- Exercise instructions:
Compute the number of lines that include the string "части", then output that number and nothing else.

- Records to use:
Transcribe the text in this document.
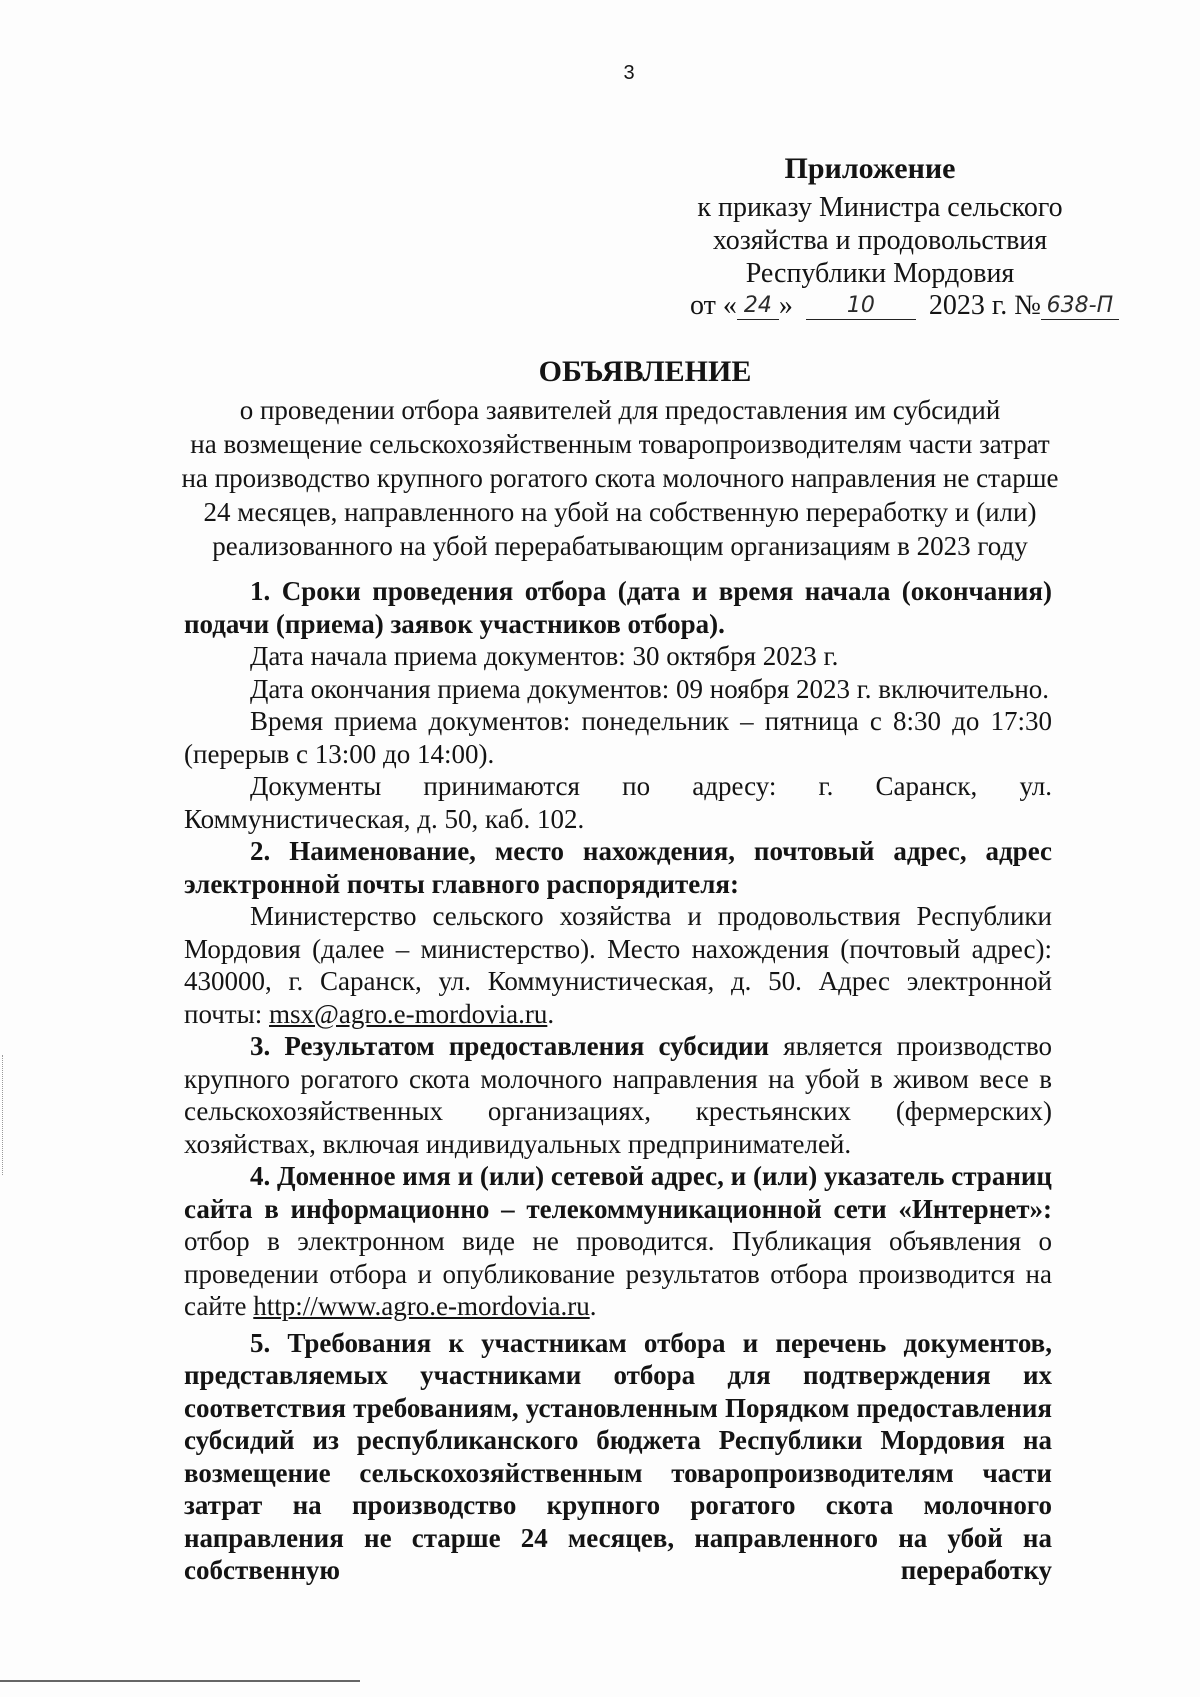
3
Приложение
к приказу Министра сельского
хозяйства и продовольствия
Республики Мордовия
от « 24 » 10 2023 г. № 638-П
ОБЪЯВЛЕНИЕ
о проведении отбора заявителей для предоставления им субсидий
на возмещение сельскохозяйственным товаропроизводителям части затрат
на производство крупного рогатого скота молочного направления не старше
24 месяцев, направленного на убой на собственную переработку и (или)
реализованного на убой перерабатывающим организациям в 2023 году

1. Сроки проведения отбора (дата и время начала (окончания) подачи (приема) заявок участников отбора).

Дата начала приема документов: 30 октября 2023 г.

Дата окончания приема документов: 09 ноября 2023 г. включительно.

Время приема документов: понедельник – пятница с 8:30 до 17:30 (перерыв с 13:00 до 14:00).

Документы принимаются по адресу: г. Саранск, ул. Коммунистическая, д. 50, каб. 102.

2. Наименование, место нахождения, почтовый адрес, адрес электронной почты главного распорядителя:

Министерство сельского хозяйства и продовольствия Республики Мордовия (далее – министерство). Место нахождения (почтовый адрес): 430000, г. Саранск, ул. Коммунистическая, д. 50. Адрес электронной почты: msx@agro.e-mordovia.ru.

3. Результатом предоставления субсидии является производство крупного рогатого скота молочного направления на убой в живом весе в сельскохозяйственных организациях, крестьянских (фермерских) хозяйствах, включая индивидуальных предпринимателей.

4. Доменное имя и (или) сетевой адрес, и (или) указатель страниц сайта в информационно – телекоммуникационной сети «Интернет»: отбор в электронном виде не проводится. Публикация объявления о проведении отбора и опубликование результатов отбора производится на сайте http://www.agro.e-mordovia.ru.

5. Требования к участникам отбора и перечень документов, представляемых участниками отбора для подтверждения их соответствия требованиям, установленным Порядком предоставления субсидий из республиканского бюджета Республики Мордовия на возмещение сельскохозяйственным товаропроизводителям части затрат на производство крупного рогатого скота молочного направления не старше 24 месяцев, направленного на убой на собственную переработку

- Correct answer:
2